§ **Stated problem**: Reproduce all of the data below without alteration; exclude every picture.

⟨

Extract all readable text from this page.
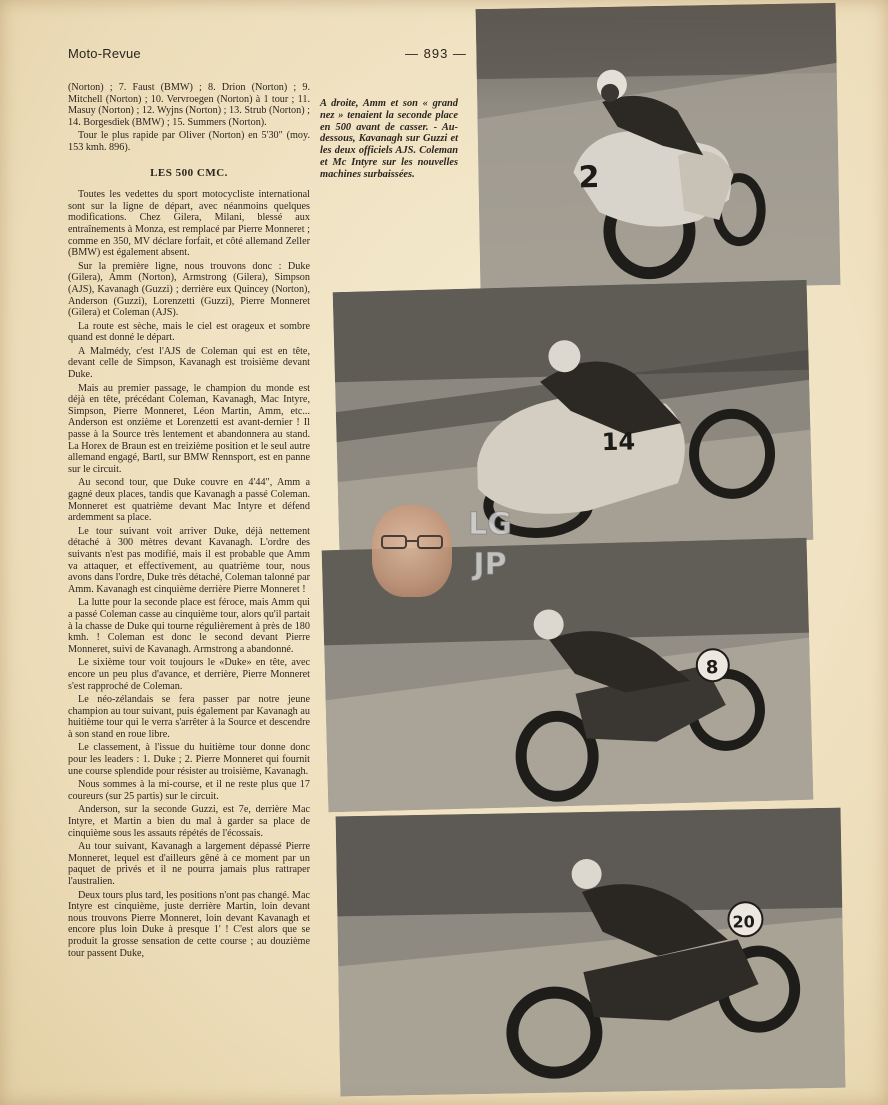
Moto-Revue	— 893 —

(Norton) ; 7. Faust (BMW) ; 8. Drion (Norton) ; 9. Mitchell (Norton) ; 10. Vervroegen (Norton) à 1 tour ; 11. Masuy (Norton) ; 12. Wyjns (Norton) ; 13. Strub (Norton) ; 14. Borgesdiek (BMW) ; 15. Summers (Norton).

Tour le plus rapide par Oliver (Norton) en 5'30" (moy. 153 kmh. 896).

LES 500 CMC.

Toutes les vedettes du sport motocycliste international sont sur la ligne de départ, avec néanmoins quelques modifications. Chez Gilera, Milani, blessé aux entraînements à Monza, est remplacé par Pierre Monneret ; comme en 350, MV déclare forfait, et côté allemand Zeller (BMW) est également absent.

Sur la première ligne, nous trouvons donc : Duke (Gilera), Amm (Norton), Armstrong (Gilera), Simpson (AJS), Kavanagh (Guzzi) ; derrière eux Quincey (Norton), Anderson (Guzzi), Lorenzetti (Guzzi), Pierre Monneret (Gilera) et Coleman (AJS).

La route est sèche, mais le ciel est orageux et sombre quand est donné le départ.

A Malmédy, c'est l'AJS de Coleman qui est en tête, devant celle de Simpson, Kavanagh est troisième devant Duke.

Mais au premier passage, le champion du monde est déjà en tête, précédant Coleman, Kavanagh, Mac Intyre, Simpson, Pierre Monneret, Léon Martin, Amm, etc... Anderson est onzième et Lorenzetti est avant-dernier ! Il passe à la Source très lentement et abandonnera au stand. La Horex de Braun est en treizième position et le seul autre allemand engagé, Bartl, sur BMW Rennsport, est en panne sur le circuit.

Au second tour, que Duke couvre en 4'44", Amm a gagné deux places, tandis que Kavanagh a passé Coleman. Monneret est quatrième devant Mac Intyre et défend ardemment sa place.

Le tour suivant voit arriver Duke, déjà nettement détaché à 300 mètres devant Kavanagh. L'ordre des suivants n'est pas modifié, mais il est probable que Amm va attaquer, et effectivement, au quatrième tour, nous avons dans l'ordre, Duke très détaché, Coleman talonné par Amm. Kavanagh est cinquième derrière Pierre Monneret !

La lutte pour la seconde place est féroce, mais Amm qui a passé Coleman casse au cinquième tour, alors qu'il partait à la chasse de Duke qui tourne régulièrement à près de 180 kmh. ! Coleman est donc le second devant Pierre Monneret, suivi de Kavanagh. Armstrong a abandonné.

Le sixième tour voit toujours le «Duke» en tête, avec encore un peu plus d'avance, et derrière, Pierre Monneret s'est rapproché de Coleman.

Le néo-zélandais se fera passer par notre jeune champion au tour suivant, puis également par Kavanagh au huitième tour qui le verra s'arrêter à la Source et descendre à son stand en roue libre.

Le classement, à l'issue du huitième tour donne donc pour les leaders : 1. Duke ; 2. Pierre Monneret qui fournit une course splendide pour résister au troisième, Kavanagh.

Nous sommes à la mi-course, et il ne reste plus que 17 coureurs (sur 25 partis) sur le circuit.

Anderson, sur la seconde Guzzi, est 7e, derrière Mac Intyre, et Martin a bien du mal à garder sa place de cinquième sous les assauts répétés de l'écossais.

Au tour suivant, Kavanagh a largement dépassé Pierre Monneret, lequel est d'ailleurs gêné à ce moment par un paquet de privés et il ne pourra jamais plus rattraper l'australien.

Deux tours plus tard, les positions n'ont pas changé. Mac Intyre est cinquième, juste derrière Martin, loin devant nous trouvons Pierre Monneret, loin devant Kavanagh et encore plus loin Duke à presque 1' ! C'est alors que se produit la grosse sensation de cette course ; au douzième tour passent Duke,

A droite, Amm et son « grand nez » tenaient la seconde place en 500 avant de casser. - Au-dessous, Kavanagh sur Guzzi et les deux officiels AJS. Coleman et Mc Intyre sur les nouvelles machines surbaissées.	2
14
8
20
LG
JP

⟩

§ **Reply**:
Extract all readable text from this page.
Moto-Revue	— 893 —

(Norton) ; 7. Faust (BMW) ; 8. Drion (Norton) ; 9. Mitchell (Norton) ; 10. Vervroegen (Norton) à 1 tour ; 11. Masuy (Norton) ; 12. Wyjns (Norton) ; 13. Strub (Norton) ; 14. Borgesdiek (BMW) ; 15. Summers (Norton).

Tour le plus rapide par Oliver (Norton) en 5'30" (moy. 153 kmh. 896).

LES 500 CMC.

Toutes les vedettes du sport motocycliste international sont sur la ligne de départ, avec néanmoins quelques modifications. Chez Gilera, Milani, blessé aux entraînements à Monza, est remplacé par Pierre Monneret ; comme en 350, MV déclare forfait, et côté allemand Zeller (BMW) est également absent.

Sur la première ligne, nous trouvons donc : Duke (Gilera), Amm (Norton), Armstrong (Gilera), Simpson (AJS), Kavanagh (Guzzi) ; derrière eux Quincey (Norton), Anderson (Guzzi), Lorenzetti (Guzzi), Pierre Monneret (Gilera) et Coleman (AJS).

La route est sèche, mais le ciel est orageux et sombre quand est donné le départ.

A Malmédy, c'est l'AJS de Coleman qui est en tête, devant celle de Simpson, Kavanagh est troisième devant Duke.

Mais au premier passage, le champion du monde est déjà en tête, précédant Coleman, Kavanagh, Mac Intyre, Simpson, Pierre Monneret, Léon Martin, Amm, etc... Anderson est onzième et Lorenzetti est avant-dernier ! Il passe à la Source très lentement et abandonnera au stand. La Horex de Braun est en treizième position et le seul autre allemand engagé, Bartl, sur BMW Rennsport, est en panne sur le circuit.

Au second tour, que Duke couvre en 4'44", Amm a gagné deux places, tandis que Kavanagh a passé Coleman. Monneret est quatrième devant Mac Intyre et défend ardemment sa place.

Le tour suivant voit arriver Duke, déjà nettement détaché à 300 mètres devant Kavanagh. L'ordre des suivants n'est pas modifié, mais il est probable que Amm va attaquer, et effectivement, au quatrième tour, nous avons dans l'ordre, Duke très détaché, Coleman talonné par Amm. Kavanagh est cinquième derrière Pierre Monneret !

La lutte pour la seconde place est féroce, mais Amm qui a passé Coleman casse au cinquième tour, alors qu'il partait à la chasse de Duke qui tourne régulièrement à près de 180 kmh. ! Coleman est donc le second devant Pierre Monneret, suivi de Kavanagh. Armstrong a abandonné.

Le sixième tour voit toujours le «Duke» en tête, avec encore un peu plus d'avance, et derrière, Pierre Monneret s'est rapproché de Coleman.

Le néo-zélandais se fera passer par notre jeune champion au tour suivant, puis également par Kavanagh au huitième tour qui le verra s'arrêter à la Source et descendre à son stand en roue libre.

Le classement, à l'issue du huitième tour donne donc pour les leaders : 1. Duke ; 2. Pierre Monneret qui fournit une course splendide pour résister au troisième, Kavanagh.

Nous sommes à la mi-course, et il ne reste plus que 17 coureurs (sur 25 partis) sur le circuit.

Anderson, sur la seconde Guzzi, est 7e, derrière Mac Intyre, et Martin a bien du mal à garder sa place de cinquième sous les assauts répétés de l'écossais.

Au tour suivant, Kavanagh a largement dépassé Pierre Monneret, lequel est d'ailleurs gêné à ce moment par un paquet de privés et il ne pourra jamais plus rattraper l'australien.

Deux tours plus tard, les positions n'ont pas changé. Mac Intyre est cinquième, juste derrière Martin, loin devant nous trouvons Pierre Monneret, loin devant Kavanagh et encore plus loin Duke à presque 1' ! C'est alors que se produit la grosse sensation de cette course ; au douzième tour passent Duke,

A droite, Amm et son « grand nez » tenaient la seconde place en 500 avant de casser. - Au-dessous, Kavanagh sur Guzzi et les deux officiels AJS. Coleman et Mc Intyre sur les nouvelles machines surbaissées.	2
14
8
20
LG
JP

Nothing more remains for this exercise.